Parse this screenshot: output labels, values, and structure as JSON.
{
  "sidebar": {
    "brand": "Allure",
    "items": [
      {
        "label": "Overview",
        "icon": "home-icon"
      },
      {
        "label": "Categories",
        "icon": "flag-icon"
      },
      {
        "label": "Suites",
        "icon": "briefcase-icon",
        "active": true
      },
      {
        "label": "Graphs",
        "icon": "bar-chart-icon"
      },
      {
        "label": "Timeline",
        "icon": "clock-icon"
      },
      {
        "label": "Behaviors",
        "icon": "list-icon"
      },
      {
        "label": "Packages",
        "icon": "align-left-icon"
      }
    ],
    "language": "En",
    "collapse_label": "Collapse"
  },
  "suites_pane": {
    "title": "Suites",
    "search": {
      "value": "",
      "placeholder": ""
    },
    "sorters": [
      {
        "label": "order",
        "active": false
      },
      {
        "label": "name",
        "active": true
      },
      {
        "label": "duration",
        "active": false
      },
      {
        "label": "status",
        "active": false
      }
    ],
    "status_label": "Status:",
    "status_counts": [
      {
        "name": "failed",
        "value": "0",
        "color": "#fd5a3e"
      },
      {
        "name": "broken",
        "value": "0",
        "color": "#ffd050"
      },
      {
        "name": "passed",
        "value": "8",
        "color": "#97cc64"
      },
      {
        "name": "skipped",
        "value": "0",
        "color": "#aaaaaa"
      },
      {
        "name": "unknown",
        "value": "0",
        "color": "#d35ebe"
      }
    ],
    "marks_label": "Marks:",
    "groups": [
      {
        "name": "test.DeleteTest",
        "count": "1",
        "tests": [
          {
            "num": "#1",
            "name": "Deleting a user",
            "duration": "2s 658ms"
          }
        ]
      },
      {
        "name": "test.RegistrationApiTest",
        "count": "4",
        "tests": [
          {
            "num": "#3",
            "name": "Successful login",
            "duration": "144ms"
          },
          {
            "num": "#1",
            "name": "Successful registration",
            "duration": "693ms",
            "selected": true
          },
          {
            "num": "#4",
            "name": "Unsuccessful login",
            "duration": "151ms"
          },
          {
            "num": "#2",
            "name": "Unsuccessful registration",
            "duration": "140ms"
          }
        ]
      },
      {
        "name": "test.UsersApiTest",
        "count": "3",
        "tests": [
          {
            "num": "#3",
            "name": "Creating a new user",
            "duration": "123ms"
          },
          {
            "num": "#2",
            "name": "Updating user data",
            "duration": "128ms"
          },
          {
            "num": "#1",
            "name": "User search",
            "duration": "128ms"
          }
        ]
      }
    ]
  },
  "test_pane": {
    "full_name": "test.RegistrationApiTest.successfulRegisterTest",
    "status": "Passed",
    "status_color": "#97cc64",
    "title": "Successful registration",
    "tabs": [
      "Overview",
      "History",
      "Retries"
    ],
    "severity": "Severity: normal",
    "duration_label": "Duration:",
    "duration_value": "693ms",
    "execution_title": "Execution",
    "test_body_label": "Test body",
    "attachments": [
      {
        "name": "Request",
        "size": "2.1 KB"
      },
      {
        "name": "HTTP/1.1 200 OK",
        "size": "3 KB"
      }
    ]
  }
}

-=-=-=-=-

**WHAT IS NEEDED:** Return the material in full, exactly as shown.

**ANSWER TO THIS TASK:**
Parse this screenshot: output labels, values, and structure as JSON.
{
  "sidebar": {
    "brand": "Allure",
    "items": [
      {
        "label": "Overview",
        "icon": "home-icon"
      },
      {
        "label": "Categories",
        "icon": "flag-icon"
      },
      {
        "label": "Suites",
        "icon": "briefcase-icon",
        "active": true
      },
      {
        "label": "Graphs",
        "icon": "bar-chart-icon"
      },
      {
        "label": "Timeline",
        "icon": "clock-icon"
      },
      {
        "label": "Behaviors",
        "icon": "list-icon"
      },
      {
        "label": "Packages",
        "icon": "align-left-icon"
      }
    ],
    "language": "En",
    "collapse_label": "Collapse"
  },
  "suites_pane": {
    "title": "Suites",
    "search": {
      "value": "",
      "placeholder": ""
    },
    "sorters": [
      {
        "label": "order",
        "active": false
      },
      {
        "label": "name",
        "active": true
      },
      {
        "label": "duration",
        "active": false
      },
      {
        "label": "status",
        "active": false
      }
    ],
    "status_label": "Status:",
    "status_counts": [
      {
        "name": "failed",
        "value": "0",
        "color": "#fd5a3e"
      },
      {
        "name": "broken",
        "value": "0",
        "color": "#ffd050"
      },
      {
        "name": "passed",
        "value": "8",
        "color": "#97cc64"
      },
      {
        "name": "skipped",
        "value": "0",
        "color": "#aaaaaa"
      },
      {
        "name": "unknown",
        "value": "0",
        "color": "#d35ebe"
      }
    ],
    "marks_label": "Marks:",
    "groups": [
      {
        "name": "test.DeleteTest",
        "count": "1",
        "tests": [
          {
            "num": "#1",
            "name": "Deleting a user",
            "duration": "2s 658ms"
          }
        ]
      },
      {
        "name": "test.RegistrationApiTest",
        "count": "4",
        "tests": [
          {
            "num": "#3",
            "name": "Successful login",
            "duration": "144ms"
          },
          {
            "num": "#1",
            "name": "Successful registration",
            "duration": "693ms",
            "selected": true
          },
          {
            "num": "#4",
            "name": "Unsuccessful login",
            "duration": "151ms"
          },
          {
            "num": "#2",
            "name": "Unsuccessful registration",
            "duration": "140ms"
          }
        ]
      },
      {
        "name": "test.UsersApiTest",
        "count": "3",
        "tests": [
          {
            "num": "#3",
            "name": "Creating a new user",
            "duration": "123ms"
          },
          {
            "num": "#2",
            "name": "Updating user data",
            "duration": "128ms"
          },
          {
            "num": "#1",
            "name": "User search",
            "duration": "128ms"
          }
        ]
      }
    ]
  },
  "test_pane": {
    "full_name": "test.RegistrationApiTest.successfulRegisterTest",
    "status": "Passed",
    "status_color": "#97cc64",
    "title": "Successful registration",
    "tabs": [
      "Overview",
      "History",
      "Retries"
    ],
    "severity": "Severity: normal",
    "duration_label": "Duration:",
    "duration_value": "693ms",
    "execution_title": "Execution",
    "test_body_label": "Test body",
    "attachments": [
      {
        "name": "Request",
        "size": "2.1 KB"
      },
      {
        "name": "HTTP/1.1 200 OK",
        "size": "3 KB"
      }
    ]
  }
}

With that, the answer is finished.